* Your task
Your answer should be a single number: the count of lines that include the word "STOPS".

[Chart and figure data]
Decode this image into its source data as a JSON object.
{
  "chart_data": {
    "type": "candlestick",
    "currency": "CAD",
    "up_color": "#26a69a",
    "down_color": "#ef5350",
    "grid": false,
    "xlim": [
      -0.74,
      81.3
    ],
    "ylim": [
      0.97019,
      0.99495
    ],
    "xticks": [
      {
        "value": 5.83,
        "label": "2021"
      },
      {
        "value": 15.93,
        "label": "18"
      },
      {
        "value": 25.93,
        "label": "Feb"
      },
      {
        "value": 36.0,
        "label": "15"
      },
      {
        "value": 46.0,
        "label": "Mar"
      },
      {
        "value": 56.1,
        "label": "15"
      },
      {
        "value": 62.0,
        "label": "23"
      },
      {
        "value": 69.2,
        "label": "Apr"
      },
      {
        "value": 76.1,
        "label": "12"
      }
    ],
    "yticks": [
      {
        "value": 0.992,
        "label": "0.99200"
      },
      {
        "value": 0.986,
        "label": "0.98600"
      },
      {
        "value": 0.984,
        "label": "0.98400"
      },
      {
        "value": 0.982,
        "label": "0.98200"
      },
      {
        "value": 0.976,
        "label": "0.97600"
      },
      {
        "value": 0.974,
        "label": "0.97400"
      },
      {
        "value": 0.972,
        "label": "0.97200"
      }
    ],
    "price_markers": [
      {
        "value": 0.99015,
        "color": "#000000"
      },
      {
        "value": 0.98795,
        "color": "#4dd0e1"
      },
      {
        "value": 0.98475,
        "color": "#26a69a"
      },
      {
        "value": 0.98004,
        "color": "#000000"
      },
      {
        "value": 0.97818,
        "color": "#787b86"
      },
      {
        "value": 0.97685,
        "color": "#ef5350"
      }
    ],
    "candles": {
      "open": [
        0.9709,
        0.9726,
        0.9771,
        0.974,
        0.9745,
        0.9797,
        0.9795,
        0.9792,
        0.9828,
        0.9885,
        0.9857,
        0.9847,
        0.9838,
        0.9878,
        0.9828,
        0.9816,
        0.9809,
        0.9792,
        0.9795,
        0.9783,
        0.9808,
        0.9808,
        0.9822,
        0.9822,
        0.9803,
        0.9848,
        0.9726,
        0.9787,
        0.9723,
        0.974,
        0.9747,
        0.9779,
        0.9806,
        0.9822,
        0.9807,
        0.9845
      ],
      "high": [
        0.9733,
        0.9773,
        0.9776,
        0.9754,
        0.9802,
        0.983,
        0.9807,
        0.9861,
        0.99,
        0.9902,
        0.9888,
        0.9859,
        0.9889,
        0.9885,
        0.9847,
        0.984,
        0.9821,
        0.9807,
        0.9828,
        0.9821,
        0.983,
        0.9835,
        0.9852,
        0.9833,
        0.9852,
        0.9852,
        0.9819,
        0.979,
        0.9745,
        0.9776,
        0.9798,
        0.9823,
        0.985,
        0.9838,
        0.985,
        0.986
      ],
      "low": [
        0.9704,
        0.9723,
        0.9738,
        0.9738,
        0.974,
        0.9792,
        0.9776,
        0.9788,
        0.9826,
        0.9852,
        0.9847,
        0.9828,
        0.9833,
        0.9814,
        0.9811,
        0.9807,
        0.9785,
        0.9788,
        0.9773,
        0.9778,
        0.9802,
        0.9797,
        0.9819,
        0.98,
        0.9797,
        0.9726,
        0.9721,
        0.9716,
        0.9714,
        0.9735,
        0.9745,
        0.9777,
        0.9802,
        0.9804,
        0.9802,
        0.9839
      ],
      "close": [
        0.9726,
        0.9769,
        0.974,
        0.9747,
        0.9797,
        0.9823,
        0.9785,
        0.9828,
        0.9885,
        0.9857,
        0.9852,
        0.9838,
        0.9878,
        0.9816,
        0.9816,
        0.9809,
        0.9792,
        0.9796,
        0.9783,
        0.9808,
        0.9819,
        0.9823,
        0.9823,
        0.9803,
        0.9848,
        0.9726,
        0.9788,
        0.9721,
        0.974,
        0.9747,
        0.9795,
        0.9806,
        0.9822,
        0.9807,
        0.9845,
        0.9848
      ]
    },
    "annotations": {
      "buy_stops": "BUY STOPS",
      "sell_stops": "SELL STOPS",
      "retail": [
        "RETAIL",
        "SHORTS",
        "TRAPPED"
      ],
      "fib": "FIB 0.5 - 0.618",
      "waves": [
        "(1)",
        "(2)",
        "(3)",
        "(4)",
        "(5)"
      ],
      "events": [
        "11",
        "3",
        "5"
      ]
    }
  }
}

* Task answer
2